STATED PROBLEM A - Please tally how many lines in the rows below contain the string "ribbon", treating uppercase and lowercase as different, and give only the number.

+++++

A Room on Lorelei Street takes place in a town called Ruby, Texas. It is a tired, small town full of basically nothing, where Ruby is living with her alcoholic mother as the book begins. Zoe has never really had the chance to be a child. Her father died mysteriously - hinting at a possible suicide, her mother crawled inside a bottle, and her beloved brother is sent to live with her aunt and uncle who have no room for her. Her grandmother is overbearing and manipulative, and Zoe is thrown into a life of being a caretaker to her mother. The author, Mary E. Pearson unfolds this hauntingly beautiful story of Zoe's life with such raw emotion that I will definitely not forget for a long time.

Zoe's life is one that no teenager should have to endure. Trying to take care of her mother, while working at the local diner and attending school proves to be more than Zoe can handle one day when a teacher mispronounces her name and Zoe blows a major gasket. It is at this point that Zoe realizes she has to make some changes if she is ever going to survive this life. She comes upon a house on Lorelei Street where she sees a room for rent sign. She keeps stopping by every day just to dream about the room and what it would be like to have someplace to call her own. One day she talks to the owner, and elderly woman named Opal. Opal is quite a character and I found her fast-becoming my favorite. She talks Zoe into taking the room, and the rest of the story is about Zoe's new struggle of how to make it on her own.

I can't think of anyone who would not fall in love with this story. I was captivated every second until I closed the back cover. It is a beautiful coming-of-age tale of a teenager's struggle to overcome the hand that life has dealt to her. The book is very well-written, and I can definitely understand why the author won the Society of Children's Book Writers and Illustrators Golden Kite Award for fiction for this wonderful book. I highly recommend this book. ( )
  kitchenwitch04 | Aug 25, 2013 |
It is an easy read. It really pulls you in and makes you want to figure out where Zoe’s story is going to go. You’ll have hope for Zoe the whole time. I read this book because it was recommended to me and it appealed to me.
  edspicer | May 5, 2013 |
Mary E. Pearson is the author of The Adoration of Jenna Fox, which is one of my favorite books.

This book is right on the mark regarding a child of an alcoholic and the emotions as a result of a highly dysfunctional adult-- the guilt, the anger, the abandonment, the overwhelming struggle of sadness. Writing with this depth of power and knowledge is difficult to portray without experience, and therefore I believe the author might have real life experience regarding this complicated issue.

When seventeen year old Zoe simply can no longer accept the terrible life of enabling and taking care of her alcoholic mother, somehow she finds the courage to rent "a room of her own."

+++++

STATED PROBLEM B - In the book reviews, what is the name of the elderly woman who owns the house on Lorelei Street?

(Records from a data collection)
+++++

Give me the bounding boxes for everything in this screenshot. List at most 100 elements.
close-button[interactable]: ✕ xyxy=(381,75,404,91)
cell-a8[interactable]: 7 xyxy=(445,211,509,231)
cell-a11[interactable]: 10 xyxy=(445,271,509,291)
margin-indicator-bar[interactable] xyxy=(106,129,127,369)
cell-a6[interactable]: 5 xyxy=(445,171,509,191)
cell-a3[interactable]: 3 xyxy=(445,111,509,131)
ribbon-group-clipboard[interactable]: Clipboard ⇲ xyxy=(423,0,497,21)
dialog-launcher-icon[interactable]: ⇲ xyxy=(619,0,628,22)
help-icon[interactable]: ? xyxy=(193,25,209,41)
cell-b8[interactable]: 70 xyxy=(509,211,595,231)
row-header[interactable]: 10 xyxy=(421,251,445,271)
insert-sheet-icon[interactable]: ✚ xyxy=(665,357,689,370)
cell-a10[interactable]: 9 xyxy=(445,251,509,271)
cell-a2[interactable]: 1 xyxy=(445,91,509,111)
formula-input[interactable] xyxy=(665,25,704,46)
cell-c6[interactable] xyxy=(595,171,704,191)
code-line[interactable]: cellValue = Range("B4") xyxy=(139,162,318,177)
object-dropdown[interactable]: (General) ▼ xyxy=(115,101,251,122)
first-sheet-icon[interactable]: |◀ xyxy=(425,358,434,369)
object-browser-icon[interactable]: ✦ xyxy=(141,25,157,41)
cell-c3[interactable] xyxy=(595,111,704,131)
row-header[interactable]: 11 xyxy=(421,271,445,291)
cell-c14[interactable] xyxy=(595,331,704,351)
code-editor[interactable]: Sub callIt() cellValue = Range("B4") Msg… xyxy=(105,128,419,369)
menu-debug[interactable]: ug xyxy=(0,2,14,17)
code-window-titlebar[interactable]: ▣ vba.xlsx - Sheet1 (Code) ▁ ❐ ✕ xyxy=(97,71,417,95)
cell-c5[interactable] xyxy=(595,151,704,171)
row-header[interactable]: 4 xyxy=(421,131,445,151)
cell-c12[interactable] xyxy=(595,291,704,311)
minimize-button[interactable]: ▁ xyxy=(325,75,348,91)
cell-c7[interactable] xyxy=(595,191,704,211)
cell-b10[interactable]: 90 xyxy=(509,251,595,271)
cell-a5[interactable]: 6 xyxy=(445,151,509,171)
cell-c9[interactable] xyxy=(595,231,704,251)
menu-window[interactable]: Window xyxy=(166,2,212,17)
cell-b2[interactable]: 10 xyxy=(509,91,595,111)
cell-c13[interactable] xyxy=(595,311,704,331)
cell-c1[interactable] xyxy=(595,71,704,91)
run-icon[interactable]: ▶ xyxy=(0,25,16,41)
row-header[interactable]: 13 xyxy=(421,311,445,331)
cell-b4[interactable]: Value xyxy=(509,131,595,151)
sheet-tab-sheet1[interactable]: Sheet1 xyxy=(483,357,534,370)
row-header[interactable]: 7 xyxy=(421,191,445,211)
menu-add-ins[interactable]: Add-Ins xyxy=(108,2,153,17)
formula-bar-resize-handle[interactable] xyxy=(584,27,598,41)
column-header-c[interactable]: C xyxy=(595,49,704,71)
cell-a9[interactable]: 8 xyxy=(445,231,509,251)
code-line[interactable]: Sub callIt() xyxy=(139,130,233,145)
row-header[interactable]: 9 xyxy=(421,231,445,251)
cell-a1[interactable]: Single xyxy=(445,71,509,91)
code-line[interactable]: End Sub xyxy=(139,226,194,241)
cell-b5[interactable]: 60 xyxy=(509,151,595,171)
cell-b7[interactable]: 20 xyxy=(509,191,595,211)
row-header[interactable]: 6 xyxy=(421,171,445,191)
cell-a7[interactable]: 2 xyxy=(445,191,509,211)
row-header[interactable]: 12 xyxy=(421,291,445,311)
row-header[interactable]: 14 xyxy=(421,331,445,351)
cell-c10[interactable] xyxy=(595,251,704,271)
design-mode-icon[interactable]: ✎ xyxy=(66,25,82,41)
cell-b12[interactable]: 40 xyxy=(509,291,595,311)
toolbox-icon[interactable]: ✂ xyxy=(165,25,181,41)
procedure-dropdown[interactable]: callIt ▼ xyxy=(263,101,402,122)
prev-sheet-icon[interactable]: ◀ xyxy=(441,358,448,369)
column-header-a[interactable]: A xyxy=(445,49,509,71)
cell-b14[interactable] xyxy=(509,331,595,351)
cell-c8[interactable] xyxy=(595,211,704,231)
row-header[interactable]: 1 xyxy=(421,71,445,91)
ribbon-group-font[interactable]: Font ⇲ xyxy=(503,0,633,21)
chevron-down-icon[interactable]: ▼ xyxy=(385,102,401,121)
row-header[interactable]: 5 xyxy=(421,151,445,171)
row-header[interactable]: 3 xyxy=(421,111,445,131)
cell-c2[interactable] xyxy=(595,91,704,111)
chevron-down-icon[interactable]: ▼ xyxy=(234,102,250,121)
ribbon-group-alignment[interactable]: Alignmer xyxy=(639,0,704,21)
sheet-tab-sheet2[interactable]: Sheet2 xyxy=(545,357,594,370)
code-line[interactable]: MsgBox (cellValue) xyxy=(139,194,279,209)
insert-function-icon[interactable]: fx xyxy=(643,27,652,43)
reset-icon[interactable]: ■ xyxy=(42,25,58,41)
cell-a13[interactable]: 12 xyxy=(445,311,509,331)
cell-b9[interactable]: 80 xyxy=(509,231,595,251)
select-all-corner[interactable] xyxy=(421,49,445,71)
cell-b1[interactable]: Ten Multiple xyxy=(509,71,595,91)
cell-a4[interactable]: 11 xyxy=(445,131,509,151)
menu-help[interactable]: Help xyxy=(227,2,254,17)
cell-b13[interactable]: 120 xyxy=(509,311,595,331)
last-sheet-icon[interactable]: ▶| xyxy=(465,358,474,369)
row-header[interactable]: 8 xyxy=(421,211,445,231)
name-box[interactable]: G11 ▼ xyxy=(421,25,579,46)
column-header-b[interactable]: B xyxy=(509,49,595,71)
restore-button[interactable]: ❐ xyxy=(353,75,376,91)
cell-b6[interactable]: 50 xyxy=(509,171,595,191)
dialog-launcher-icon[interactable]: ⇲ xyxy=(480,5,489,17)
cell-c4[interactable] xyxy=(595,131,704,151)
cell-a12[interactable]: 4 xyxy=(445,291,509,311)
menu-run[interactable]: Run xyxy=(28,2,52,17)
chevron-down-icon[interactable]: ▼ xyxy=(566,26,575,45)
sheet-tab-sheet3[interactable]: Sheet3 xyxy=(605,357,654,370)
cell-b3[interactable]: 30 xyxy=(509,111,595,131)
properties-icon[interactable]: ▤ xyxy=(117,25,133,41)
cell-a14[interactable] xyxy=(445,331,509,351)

+++++

CORRECT OUTPUT A - 3

CORRECT OUTPUT B - Opal